**ROWS**.

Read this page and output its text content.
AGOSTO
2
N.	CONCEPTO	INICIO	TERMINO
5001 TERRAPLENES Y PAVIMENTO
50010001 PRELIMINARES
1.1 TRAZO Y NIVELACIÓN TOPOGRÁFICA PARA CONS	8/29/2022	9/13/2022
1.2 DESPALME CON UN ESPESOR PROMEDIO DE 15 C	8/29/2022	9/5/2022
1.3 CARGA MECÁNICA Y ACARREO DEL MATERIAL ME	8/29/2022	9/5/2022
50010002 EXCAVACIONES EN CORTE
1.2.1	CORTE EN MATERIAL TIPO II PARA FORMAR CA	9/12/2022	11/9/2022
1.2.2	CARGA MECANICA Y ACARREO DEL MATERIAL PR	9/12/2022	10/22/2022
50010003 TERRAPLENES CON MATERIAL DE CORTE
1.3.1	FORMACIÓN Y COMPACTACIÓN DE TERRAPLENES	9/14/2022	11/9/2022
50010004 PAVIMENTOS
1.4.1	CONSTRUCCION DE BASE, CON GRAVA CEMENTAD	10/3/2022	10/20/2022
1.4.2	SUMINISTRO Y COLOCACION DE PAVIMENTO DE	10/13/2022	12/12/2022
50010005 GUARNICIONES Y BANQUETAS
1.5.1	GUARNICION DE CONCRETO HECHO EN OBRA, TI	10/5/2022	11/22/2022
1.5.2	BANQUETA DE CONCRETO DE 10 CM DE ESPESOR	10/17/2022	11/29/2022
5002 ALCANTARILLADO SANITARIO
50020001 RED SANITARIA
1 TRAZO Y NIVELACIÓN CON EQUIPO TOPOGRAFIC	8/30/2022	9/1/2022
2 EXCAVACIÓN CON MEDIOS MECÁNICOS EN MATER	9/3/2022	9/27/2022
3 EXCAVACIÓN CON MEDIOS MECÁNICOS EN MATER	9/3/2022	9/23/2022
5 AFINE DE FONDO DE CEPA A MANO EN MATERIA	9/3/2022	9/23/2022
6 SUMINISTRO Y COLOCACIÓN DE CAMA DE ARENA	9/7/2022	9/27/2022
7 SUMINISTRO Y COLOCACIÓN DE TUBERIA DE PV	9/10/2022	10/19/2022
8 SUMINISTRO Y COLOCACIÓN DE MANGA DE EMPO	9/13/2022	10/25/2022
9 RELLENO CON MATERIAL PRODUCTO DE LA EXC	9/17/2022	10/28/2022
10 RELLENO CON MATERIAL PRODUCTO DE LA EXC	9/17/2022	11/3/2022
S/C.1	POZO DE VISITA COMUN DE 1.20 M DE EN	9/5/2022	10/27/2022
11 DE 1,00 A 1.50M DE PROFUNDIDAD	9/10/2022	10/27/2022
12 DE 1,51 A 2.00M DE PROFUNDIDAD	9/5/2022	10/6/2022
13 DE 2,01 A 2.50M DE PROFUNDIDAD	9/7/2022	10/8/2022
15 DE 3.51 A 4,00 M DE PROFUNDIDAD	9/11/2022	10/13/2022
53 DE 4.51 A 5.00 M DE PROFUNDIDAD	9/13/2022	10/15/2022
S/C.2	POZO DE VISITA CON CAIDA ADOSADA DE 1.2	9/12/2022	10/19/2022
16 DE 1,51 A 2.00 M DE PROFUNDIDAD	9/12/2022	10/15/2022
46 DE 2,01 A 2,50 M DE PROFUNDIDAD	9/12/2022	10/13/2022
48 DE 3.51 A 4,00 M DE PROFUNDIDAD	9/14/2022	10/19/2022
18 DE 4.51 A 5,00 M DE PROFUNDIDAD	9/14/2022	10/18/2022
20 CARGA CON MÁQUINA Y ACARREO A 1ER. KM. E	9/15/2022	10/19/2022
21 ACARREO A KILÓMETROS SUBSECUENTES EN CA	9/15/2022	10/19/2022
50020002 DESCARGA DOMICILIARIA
* * *
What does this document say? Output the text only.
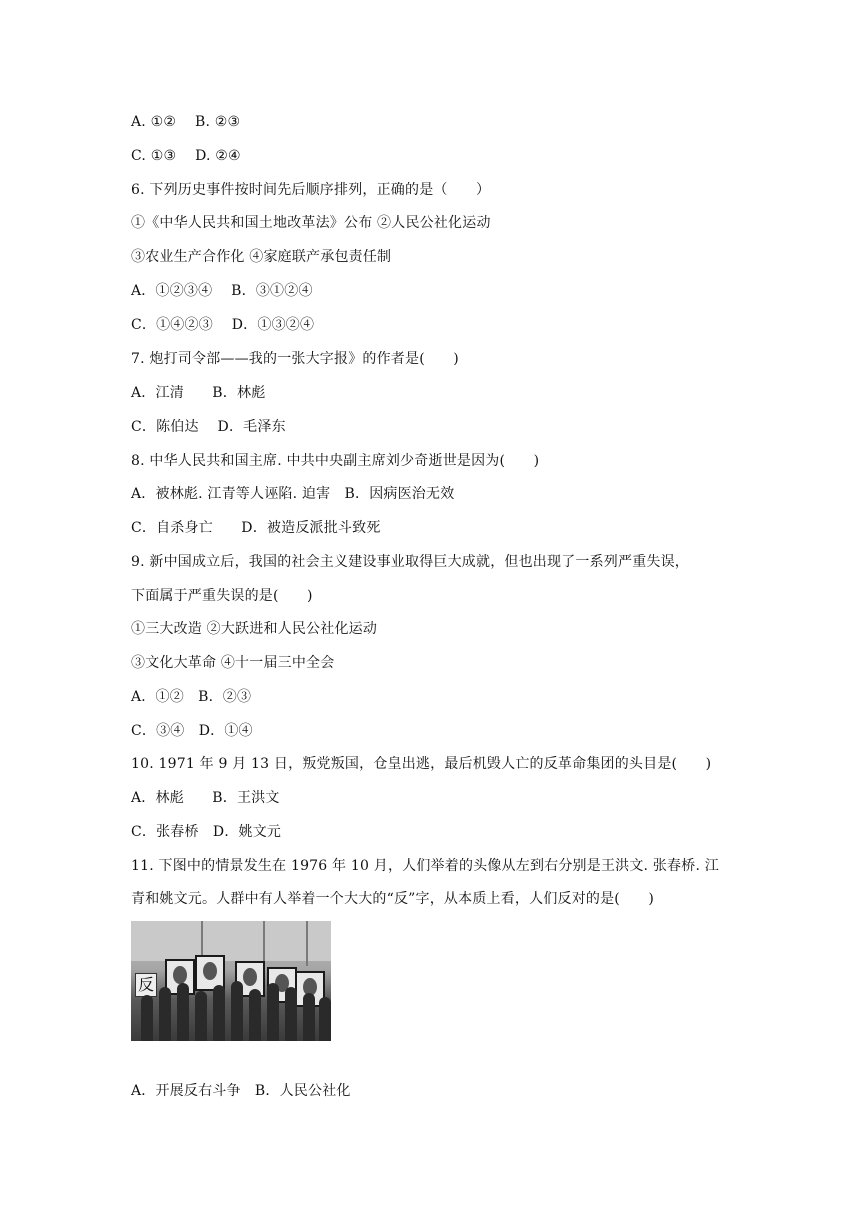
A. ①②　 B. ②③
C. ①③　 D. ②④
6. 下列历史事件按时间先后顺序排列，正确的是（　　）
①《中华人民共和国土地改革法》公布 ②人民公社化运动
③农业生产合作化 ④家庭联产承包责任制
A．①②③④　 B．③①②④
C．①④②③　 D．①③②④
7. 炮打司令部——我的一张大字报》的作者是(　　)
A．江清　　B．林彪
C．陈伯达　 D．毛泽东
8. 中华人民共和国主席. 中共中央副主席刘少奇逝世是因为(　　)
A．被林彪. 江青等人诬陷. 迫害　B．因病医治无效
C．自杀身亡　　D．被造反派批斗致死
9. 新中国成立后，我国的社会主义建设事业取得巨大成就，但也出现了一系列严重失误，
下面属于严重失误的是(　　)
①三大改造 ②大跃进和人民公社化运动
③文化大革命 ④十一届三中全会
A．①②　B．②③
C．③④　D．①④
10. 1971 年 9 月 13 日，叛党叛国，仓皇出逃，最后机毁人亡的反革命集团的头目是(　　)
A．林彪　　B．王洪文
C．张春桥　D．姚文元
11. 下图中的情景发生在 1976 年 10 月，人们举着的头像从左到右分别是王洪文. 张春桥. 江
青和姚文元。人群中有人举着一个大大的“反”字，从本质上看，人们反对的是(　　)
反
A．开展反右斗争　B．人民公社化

**INSTRUCTIONS TO FOLLOW**.
Report back each line of the entries that holds the string "ACARREO".

**FINAL RESULT**.
1.3 CARGA MECÁNICA Y ACARREO DEL MATERIAL ME	8/29/2022	9/5/2022
1.2.2	CARGA MECANICA Y ACARREO DEL MATERIAL PR	9/12/2022	10/22/2022
20 CARGA CON MÁQUINA Y ACARREO A 1ER. KM. E	9/15/2022	10/19/2022
21 ACARREO A KILÓMETROS SUBSECUENTES EN CA	9/15/2022	10/19/2022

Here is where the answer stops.